- _Aim of the exercise_: Report the number of lines that include "descent", with no additional text.

Stored records:

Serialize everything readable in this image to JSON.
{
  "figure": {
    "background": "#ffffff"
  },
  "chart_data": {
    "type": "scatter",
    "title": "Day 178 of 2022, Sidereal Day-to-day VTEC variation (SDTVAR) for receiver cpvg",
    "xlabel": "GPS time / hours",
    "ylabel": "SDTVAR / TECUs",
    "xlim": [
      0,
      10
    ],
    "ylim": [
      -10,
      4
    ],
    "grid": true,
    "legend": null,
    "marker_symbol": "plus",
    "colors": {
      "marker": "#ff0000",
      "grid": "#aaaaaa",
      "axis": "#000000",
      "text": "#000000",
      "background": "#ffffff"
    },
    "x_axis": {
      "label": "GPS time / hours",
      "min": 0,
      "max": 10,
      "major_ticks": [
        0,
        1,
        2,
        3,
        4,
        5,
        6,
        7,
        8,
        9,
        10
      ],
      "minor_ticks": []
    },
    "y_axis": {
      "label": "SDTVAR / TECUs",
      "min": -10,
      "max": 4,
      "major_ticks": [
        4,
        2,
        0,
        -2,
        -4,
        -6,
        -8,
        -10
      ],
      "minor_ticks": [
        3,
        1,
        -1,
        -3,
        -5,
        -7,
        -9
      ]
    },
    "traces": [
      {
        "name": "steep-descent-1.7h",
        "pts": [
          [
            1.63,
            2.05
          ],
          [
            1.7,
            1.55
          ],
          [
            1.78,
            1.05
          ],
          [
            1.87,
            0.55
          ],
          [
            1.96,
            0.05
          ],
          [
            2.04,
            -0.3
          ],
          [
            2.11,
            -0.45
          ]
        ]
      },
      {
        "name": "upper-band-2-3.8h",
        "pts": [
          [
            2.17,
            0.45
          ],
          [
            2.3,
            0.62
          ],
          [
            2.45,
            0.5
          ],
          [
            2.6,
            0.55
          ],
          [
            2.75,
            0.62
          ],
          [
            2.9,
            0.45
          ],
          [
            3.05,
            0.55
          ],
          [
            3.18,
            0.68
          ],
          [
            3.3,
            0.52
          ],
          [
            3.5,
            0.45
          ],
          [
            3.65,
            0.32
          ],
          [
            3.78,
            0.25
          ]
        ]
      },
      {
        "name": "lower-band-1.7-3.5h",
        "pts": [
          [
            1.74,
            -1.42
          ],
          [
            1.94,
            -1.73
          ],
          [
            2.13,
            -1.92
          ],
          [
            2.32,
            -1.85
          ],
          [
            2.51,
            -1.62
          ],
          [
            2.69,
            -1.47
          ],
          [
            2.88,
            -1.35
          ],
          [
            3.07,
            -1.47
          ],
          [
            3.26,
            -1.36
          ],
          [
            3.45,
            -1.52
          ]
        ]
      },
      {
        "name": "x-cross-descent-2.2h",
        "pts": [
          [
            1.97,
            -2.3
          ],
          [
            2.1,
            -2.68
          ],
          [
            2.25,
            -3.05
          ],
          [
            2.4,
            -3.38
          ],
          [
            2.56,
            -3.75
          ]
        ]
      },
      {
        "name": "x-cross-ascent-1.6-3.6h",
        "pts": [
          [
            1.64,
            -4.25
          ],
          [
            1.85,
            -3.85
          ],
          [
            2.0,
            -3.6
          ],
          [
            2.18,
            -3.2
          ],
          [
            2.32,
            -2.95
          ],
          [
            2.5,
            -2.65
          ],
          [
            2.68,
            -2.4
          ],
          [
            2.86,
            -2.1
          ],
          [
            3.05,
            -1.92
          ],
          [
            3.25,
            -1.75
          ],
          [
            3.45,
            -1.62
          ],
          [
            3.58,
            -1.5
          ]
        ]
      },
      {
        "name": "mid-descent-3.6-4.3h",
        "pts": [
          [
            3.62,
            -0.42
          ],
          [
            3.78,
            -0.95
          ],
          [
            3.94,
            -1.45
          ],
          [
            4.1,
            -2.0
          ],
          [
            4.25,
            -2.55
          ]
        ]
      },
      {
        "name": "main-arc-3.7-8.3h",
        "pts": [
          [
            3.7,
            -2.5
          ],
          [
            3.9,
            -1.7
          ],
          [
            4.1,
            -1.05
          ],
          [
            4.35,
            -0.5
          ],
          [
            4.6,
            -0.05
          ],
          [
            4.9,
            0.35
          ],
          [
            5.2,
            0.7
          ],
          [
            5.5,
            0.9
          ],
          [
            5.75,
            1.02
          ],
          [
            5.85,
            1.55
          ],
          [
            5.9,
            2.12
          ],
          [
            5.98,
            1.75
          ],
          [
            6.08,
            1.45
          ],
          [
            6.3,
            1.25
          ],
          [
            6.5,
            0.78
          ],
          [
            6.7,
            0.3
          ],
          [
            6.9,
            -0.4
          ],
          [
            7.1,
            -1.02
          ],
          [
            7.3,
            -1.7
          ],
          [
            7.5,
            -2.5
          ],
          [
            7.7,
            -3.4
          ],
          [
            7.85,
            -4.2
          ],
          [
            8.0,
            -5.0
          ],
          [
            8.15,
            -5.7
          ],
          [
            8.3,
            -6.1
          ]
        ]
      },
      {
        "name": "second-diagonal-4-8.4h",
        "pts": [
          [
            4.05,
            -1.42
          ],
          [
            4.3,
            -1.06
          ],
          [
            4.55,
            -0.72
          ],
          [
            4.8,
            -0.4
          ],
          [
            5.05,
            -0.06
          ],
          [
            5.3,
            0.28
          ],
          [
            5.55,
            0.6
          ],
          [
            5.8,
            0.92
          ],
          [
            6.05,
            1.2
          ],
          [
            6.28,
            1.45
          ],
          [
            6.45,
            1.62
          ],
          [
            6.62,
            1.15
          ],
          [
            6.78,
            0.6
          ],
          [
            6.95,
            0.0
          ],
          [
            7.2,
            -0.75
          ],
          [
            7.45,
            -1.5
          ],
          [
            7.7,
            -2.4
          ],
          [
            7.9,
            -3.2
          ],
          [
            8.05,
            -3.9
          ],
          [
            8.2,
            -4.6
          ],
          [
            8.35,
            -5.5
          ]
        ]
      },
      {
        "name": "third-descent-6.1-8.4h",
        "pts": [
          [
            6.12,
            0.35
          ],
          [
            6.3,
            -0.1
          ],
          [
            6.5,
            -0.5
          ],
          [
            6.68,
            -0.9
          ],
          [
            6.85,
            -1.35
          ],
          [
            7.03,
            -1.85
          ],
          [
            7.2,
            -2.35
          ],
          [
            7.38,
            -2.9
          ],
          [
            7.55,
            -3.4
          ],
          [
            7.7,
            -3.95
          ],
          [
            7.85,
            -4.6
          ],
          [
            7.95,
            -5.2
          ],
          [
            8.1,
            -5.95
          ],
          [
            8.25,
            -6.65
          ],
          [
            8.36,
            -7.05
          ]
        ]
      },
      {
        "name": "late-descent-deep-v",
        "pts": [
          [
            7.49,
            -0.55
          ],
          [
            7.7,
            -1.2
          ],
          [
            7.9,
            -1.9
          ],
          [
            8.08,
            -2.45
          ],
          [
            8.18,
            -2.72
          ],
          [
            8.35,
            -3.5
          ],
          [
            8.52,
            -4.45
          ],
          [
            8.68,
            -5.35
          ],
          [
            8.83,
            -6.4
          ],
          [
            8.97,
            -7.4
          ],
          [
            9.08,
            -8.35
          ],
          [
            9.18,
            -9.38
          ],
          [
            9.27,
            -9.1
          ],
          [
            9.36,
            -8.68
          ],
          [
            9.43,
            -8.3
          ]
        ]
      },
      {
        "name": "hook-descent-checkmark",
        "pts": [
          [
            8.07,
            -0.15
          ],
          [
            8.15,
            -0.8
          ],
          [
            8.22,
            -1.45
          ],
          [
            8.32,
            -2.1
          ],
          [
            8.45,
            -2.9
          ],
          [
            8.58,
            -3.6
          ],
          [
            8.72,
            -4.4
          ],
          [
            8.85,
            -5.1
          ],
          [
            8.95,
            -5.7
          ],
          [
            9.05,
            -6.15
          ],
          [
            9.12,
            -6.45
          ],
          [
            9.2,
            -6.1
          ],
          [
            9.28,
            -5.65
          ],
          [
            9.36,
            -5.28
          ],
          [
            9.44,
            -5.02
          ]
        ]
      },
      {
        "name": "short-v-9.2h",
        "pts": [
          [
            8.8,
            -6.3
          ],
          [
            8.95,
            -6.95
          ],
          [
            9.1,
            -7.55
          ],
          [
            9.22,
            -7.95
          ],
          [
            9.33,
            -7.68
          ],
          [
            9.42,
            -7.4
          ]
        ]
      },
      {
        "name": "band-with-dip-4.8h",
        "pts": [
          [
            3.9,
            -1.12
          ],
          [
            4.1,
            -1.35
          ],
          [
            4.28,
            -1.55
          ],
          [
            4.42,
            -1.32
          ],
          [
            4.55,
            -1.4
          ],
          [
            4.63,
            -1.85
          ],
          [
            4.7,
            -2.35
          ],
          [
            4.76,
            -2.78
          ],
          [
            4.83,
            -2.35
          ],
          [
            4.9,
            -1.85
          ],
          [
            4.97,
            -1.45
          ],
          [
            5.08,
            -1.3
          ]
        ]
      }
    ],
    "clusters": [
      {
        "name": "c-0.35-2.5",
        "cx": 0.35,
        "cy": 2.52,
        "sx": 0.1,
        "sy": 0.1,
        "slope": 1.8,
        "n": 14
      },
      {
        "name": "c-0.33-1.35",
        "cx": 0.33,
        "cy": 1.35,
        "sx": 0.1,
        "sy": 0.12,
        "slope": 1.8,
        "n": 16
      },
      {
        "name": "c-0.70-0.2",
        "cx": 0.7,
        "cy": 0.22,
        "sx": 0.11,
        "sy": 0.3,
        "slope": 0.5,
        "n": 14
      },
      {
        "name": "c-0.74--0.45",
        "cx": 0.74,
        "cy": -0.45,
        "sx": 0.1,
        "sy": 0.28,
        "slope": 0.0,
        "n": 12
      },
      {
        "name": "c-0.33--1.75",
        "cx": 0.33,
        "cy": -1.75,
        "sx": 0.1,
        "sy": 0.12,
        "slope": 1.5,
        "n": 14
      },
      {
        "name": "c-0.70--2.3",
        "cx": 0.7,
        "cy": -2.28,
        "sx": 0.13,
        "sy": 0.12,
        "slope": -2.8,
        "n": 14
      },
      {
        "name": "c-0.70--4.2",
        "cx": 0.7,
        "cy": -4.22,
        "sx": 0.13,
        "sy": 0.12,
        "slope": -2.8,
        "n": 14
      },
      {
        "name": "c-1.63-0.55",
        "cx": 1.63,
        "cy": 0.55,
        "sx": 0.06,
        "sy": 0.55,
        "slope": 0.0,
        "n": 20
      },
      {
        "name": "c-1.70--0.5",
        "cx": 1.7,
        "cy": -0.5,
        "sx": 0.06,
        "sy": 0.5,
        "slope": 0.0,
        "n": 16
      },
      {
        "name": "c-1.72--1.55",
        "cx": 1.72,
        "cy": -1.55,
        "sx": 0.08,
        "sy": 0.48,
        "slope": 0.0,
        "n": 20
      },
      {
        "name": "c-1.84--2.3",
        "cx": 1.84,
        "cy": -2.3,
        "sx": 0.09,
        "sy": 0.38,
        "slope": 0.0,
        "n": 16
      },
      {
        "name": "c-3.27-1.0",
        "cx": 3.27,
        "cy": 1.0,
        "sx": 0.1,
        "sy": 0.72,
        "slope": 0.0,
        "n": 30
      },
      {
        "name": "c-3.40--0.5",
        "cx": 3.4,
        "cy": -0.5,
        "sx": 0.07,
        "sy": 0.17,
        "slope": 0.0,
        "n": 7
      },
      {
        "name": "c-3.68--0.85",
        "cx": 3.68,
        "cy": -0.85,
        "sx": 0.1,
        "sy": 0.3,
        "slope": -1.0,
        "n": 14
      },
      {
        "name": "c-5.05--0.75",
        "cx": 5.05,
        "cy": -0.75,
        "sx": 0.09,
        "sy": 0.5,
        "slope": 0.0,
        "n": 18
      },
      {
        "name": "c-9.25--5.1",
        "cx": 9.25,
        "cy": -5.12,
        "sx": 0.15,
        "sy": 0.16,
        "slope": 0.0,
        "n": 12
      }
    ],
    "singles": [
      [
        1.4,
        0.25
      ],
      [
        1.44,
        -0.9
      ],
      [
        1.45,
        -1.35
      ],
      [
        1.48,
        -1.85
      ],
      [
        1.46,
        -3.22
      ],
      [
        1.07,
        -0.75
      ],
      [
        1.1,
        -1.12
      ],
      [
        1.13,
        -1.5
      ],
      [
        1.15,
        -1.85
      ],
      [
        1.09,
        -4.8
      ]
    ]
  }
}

- _Response to the exercise_: 6